(Collection entries)
☆ ☆ ☆ ☆ ☆
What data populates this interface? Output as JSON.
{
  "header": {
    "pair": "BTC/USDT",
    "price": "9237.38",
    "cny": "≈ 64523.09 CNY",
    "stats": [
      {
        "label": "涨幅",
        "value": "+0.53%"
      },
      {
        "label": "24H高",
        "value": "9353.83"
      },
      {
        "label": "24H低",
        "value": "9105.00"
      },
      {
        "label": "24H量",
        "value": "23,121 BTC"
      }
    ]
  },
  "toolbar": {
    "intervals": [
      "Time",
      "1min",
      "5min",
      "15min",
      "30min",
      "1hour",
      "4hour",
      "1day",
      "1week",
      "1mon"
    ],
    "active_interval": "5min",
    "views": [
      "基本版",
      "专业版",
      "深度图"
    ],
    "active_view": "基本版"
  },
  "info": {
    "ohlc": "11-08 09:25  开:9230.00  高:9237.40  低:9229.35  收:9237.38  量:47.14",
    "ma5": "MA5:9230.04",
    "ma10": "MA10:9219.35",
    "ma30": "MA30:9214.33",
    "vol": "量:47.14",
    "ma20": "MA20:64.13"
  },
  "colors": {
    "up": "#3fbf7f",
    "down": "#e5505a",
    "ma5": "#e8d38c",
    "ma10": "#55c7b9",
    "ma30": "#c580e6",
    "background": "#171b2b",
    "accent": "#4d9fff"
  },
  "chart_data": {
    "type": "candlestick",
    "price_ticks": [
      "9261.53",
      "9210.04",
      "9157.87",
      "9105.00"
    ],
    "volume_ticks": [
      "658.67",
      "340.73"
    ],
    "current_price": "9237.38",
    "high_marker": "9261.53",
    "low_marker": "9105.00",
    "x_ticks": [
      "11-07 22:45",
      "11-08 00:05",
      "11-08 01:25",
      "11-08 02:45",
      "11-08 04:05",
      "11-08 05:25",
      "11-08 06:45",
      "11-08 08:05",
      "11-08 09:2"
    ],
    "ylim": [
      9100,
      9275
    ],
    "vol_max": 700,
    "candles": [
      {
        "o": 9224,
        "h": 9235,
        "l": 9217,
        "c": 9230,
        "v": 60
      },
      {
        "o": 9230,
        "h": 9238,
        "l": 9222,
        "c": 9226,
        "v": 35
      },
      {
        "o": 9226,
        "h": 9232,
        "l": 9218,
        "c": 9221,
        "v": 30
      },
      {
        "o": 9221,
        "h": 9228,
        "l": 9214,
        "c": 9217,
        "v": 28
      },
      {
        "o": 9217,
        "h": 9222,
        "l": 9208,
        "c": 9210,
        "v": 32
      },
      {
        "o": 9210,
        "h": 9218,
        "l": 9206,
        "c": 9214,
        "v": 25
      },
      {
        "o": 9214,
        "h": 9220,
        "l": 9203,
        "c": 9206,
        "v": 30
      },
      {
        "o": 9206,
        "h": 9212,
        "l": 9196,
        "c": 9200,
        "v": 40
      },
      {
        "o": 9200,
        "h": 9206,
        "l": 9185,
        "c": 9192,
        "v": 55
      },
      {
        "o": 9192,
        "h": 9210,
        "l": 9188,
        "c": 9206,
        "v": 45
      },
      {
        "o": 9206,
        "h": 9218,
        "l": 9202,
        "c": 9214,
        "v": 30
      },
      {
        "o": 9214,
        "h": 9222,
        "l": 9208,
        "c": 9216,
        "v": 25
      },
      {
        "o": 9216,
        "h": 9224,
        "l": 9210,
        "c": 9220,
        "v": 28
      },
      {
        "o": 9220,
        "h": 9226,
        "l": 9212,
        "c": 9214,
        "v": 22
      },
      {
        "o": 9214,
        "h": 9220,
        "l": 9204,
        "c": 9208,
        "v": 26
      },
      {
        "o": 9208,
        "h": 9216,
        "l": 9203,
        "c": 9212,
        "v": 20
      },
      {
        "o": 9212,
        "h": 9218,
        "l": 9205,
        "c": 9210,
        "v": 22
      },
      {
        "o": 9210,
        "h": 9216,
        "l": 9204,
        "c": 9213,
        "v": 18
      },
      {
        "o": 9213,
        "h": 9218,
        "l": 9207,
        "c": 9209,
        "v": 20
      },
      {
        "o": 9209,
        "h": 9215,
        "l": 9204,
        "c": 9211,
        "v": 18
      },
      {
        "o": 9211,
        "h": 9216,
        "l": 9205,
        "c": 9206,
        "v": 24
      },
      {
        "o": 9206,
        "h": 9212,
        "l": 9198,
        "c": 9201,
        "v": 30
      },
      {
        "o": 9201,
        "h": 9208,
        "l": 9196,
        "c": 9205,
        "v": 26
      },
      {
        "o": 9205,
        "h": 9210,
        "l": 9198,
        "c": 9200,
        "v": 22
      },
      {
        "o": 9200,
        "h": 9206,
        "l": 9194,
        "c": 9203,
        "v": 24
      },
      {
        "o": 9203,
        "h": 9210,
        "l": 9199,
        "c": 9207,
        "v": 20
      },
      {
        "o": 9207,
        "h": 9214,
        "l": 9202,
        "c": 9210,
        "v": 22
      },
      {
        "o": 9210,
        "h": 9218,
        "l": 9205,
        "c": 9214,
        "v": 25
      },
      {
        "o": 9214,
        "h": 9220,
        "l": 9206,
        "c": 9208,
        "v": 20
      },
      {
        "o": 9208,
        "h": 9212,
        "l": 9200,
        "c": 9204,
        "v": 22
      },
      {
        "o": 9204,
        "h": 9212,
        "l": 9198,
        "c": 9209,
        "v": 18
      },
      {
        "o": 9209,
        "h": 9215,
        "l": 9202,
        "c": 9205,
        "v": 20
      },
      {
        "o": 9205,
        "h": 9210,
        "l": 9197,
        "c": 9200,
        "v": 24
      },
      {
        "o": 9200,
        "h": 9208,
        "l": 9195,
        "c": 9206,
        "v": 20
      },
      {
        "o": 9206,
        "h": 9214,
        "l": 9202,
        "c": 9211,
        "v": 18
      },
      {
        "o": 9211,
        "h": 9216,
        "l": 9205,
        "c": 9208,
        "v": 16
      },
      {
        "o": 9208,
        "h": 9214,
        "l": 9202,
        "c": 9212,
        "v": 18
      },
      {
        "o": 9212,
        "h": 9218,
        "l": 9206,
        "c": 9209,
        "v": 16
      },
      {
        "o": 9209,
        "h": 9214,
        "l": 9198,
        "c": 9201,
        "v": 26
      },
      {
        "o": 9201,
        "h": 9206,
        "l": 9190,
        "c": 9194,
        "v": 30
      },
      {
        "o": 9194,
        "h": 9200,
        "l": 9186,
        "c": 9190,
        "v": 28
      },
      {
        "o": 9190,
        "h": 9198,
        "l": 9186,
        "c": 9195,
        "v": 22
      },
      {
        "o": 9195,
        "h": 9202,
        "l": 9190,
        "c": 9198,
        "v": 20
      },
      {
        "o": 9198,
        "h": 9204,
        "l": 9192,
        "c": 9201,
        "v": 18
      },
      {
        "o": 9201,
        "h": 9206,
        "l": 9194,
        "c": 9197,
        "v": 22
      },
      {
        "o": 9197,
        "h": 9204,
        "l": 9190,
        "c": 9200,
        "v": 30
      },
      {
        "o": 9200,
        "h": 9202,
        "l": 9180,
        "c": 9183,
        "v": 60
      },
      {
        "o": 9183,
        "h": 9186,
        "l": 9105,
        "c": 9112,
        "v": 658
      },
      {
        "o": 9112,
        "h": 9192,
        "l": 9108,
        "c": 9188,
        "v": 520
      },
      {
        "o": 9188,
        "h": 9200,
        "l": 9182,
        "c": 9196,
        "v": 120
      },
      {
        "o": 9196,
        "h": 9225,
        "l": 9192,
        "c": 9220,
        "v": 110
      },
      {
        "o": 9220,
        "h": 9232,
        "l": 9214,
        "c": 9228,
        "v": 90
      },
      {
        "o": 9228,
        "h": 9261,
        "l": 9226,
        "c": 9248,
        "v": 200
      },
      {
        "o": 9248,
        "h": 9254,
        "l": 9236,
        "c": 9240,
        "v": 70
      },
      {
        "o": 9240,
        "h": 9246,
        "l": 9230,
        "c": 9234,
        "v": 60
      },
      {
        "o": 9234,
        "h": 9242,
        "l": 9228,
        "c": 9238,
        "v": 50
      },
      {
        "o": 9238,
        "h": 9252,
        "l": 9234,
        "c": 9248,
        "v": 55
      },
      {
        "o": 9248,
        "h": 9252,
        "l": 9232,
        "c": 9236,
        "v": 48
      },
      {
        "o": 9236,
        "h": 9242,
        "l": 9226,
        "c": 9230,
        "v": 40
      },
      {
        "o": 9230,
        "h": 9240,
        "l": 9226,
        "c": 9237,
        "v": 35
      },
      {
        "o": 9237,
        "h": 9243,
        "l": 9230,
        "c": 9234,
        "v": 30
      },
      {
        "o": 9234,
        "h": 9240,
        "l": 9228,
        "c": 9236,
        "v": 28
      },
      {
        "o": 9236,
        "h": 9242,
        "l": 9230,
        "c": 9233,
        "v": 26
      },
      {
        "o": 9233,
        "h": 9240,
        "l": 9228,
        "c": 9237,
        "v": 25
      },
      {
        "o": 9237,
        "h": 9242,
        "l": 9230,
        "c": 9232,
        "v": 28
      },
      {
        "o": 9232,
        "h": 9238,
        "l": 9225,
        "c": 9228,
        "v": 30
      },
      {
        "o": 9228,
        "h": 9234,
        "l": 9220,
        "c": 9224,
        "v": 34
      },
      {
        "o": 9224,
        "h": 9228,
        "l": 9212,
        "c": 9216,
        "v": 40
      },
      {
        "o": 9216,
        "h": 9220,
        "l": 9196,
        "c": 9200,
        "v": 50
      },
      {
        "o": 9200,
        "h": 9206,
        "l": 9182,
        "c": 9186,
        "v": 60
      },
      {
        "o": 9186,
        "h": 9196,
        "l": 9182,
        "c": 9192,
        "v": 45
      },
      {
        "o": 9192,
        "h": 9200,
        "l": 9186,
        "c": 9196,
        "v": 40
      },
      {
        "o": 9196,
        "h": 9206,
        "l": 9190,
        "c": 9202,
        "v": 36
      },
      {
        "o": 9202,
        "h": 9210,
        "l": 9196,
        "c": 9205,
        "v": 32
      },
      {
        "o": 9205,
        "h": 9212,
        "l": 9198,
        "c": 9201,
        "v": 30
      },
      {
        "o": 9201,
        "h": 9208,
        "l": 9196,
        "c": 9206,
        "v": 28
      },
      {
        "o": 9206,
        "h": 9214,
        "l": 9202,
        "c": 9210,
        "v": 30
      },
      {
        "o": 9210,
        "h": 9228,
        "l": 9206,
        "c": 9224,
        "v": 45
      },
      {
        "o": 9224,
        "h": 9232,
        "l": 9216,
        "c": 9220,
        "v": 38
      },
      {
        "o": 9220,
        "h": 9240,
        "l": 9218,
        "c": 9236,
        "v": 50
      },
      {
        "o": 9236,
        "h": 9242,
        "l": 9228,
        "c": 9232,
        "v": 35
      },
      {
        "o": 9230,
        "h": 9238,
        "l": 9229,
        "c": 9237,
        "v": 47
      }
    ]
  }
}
☆ ☆ ☆ ☆ ☆
* Exercise task *
Look over the listing. Pull out every line with the string "label" in it.

* Written solution *
        "label": "涨幅",
        "label": "24H高",
        "label": "24H低",
        "label": "24H量",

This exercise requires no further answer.